Quote the lines below exactly, from the one that holds "Output a JSON" through the final line of the records, and only those.
__________________________________________________
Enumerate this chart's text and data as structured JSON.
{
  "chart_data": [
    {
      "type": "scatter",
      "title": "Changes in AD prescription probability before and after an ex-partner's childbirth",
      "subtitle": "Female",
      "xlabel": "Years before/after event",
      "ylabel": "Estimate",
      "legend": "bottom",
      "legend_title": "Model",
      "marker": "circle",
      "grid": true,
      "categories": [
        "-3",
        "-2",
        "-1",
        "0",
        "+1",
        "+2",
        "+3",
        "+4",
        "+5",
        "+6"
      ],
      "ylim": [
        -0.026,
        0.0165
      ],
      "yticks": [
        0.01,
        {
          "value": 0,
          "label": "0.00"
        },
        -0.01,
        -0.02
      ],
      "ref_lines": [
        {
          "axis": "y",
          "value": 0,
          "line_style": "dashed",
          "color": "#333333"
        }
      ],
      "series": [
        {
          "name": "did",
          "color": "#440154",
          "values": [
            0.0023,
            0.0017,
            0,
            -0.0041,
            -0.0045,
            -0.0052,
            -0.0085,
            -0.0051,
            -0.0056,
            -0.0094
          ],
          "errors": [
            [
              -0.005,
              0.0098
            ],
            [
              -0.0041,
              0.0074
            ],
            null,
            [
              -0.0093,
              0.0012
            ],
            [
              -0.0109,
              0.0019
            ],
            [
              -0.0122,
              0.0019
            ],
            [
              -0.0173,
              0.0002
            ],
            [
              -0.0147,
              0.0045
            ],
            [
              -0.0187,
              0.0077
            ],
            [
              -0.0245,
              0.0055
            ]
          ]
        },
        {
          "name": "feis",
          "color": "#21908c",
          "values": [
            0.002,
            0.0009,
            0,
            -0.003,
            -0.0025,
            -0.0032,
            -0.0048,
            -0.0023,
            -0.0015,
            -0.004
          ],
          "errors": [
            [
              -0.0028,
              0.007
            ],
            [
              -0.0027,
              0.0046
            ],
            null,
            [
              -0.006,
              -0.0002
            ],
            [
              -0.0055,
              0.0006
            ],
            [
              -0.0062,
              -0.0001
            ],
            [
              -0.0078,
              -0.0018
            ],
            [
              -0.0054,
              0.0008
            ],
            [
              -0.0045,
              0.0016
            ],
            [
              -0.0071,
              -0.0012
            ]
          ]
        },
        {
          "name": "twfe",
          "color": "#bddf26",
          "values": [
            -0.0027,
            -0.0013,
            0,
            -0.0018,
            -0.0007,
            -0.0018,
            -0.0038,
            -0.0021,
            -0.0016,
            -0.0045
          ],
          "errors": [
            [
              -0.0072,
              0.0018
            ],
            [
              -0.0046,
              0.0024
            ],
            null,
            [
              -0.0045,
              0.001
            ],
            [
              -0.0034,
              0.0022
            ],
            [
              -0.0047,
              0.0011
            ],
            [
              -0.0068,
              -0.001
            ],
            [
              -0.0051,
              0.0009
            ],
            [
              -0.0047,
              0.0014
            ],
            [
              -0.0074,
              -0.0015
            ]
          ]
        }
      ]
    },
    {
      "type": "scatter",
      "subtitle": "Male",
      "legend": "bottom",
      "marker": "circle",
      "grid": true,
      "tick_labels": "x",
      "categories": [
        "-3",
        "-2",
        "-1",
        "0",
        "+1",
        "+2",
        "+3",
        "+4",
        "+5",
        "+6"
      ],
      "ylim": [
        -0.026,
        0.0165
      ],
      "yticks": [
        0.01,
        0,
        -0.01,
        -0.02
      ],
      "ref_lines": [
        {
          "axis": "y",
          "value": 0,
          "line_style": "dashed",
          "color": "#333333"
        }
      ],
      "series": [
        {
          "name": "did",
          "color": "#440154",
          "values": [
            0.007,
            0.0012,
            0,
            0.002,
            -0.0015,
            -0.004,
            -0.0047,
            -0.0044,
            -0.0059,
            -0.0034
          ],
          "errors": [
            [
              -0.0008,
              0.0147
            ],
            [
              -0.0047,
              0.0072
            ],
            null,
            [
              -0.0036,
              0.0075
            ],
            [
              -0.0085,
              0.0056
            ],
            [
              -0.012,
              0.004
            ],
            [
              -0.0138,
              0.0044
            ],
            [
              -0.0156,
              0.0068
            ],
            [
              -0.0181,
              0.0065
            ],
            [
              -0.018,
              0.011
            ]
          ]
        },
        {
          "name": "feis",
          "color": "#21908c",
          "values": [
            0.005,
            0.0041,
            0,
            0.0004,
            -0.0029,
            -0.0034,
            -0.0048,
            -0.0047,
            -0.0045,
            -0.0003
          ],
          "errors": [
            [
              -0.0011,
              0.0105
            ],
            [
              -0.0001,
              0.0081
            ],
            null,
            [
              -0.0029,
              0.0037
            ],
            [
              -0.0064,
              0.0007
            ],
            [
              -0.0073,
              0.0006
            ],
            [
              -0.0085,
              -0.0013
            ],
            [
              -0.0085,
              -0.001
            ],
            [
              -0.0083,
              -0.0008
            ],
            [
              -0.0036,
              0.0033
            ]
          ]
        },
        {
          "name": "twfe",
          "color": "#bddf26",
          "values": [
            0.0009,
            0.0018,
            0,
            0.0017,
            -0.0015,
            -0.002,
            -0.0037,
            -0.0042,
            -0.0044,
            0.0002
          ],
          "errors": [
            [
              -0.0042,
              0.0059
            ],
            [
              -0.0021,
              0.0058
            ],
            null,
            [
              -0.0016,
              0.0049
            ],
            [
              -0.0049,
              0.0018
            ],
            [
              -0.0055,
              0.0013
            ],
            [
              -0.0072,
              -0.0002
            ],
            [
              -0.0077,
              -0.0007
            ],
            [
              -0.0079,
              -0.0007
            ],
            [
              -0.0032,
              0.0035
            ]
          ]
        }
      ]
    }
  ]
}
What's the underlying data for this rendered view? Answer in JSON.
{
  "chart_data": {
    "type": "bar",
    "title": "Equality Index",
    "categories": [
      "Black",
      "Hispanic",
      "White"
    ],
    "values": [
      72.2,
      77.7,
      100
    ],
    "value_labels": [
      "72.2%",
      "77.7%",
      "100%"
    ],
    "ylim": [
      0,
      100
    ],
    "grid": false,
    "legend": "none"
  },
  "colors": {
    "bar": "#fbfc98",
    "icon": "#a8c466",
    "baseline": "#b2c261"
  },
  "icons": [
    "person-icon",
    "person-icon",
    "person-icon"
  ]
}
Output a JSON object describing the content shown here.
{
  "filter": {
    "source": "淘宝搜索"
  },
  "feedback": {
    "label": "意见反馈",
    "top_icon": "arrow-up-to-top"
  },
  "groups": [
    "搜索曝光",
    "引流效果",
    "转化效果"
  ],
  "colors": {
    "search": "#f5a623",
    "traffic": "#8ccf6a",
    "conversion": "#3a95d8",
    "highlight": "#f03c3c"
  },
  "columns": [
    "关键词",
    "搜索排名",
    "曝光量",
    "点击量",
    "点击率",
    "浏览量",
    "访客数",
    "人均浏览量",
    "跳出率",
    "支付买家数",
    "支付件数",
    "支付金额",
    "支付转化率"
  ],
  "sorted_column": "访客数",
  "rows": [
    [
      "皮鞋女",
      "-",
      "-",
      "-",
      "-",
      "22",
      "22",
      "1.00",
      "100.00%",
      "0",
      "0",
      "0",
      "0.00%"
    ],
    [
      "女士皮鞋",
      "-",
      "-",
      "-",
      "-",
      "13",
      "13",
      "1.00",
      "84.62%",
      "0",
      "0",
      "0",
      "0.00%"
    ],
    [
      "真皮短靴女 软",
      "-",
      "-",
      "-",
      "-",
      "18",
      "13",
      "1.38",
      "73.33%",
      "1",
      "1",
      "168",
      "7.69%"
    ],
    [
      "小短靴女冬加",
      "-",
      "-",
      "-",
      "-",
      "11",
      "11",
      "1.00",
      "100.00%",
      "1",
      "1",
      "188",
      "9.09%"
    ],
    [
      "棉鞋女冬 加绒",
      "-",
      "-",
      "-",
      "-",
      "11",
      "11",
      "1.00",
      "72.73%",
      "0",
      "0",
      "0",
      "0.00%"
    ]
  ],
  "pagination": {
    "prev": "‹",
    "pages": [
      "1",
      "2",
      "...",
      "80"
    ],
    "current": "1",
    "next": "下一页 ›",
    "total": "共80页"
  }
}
__________________________________________________
■ **TASK SOLUTION**:
Output a JSON object describing the content shown here.
{
  "filter": {
    "source": "淘宝搜索"
  },
  "feedback": {
    "label": "意见反馈",
    "top_icon": "arrow-up-to-top"
  },
  "groups": [
    "搜索曝光",
    "引流效果",
    "转化效果"
  ],
  "colors": {
    "search": "#f5a623",
    "traffic": "#8ccf6a",
    "conversion": "#3a95d8",
    "highlight": "#f03c3c"
  },
  "columns": [
    "关键词",
    "搜索排名",
    "曝光量",
    "点击量",
    "点击率",
    "浏览量",
    "访客数",
    "人均浏览量",
    "跳出率",
    "支付买家数",
    "支付件数",
    "支付金额",
    "支付转化率"
  ],
  "sorted_column": "访客数",
  "rows": [
    [
      "皮鞋女",
      "-",
      "-",
      "-",
      "-",
      "22",
      "22",
      "1.00",
      "100.00%",
      "0",
      "0",
      "0",
      "0.00%"
    ],
    [
      "女士皮鞋",
      "-",
      "-",
      "-",
      "-",
      "13",
      "13",
      "1.00",
      "84.62%",
      "0",
      "0",
      "0",
      "0.00%"
    ],
    [
      "真皮短靴女 软",
      "-",
      "-",
      "-",
      "-",
      "18",
      "13",
      "1.38",
      "73.33%",
      "1",
      "1",
      "168",
      "7.69%"
    ],
    [
      "小短靴女冬加",
      "-",
      "-",
      "-",
      "-",
      "11",
      "11",
      "1.00",
      "100.00%",
      "1",
      "1",
      "188",
      "9.09%"
    ],
    [
      "棉鞋女冬 加绒",
      "-",
      "-",
      "-",
      "-",
      "11",
      "11",
      "1.00",
      "72.73%",
      "0",
      "0",
      "0",
      "0.00%"
    ]
  ],
  "pagination": {
    "prev": "‹",
    "pages": [
      "1",
      "2",
      "...",
      "80"
    ],
    "current": "1",
    "next": "下一页 ›",
    "total": "共80页"
  }
}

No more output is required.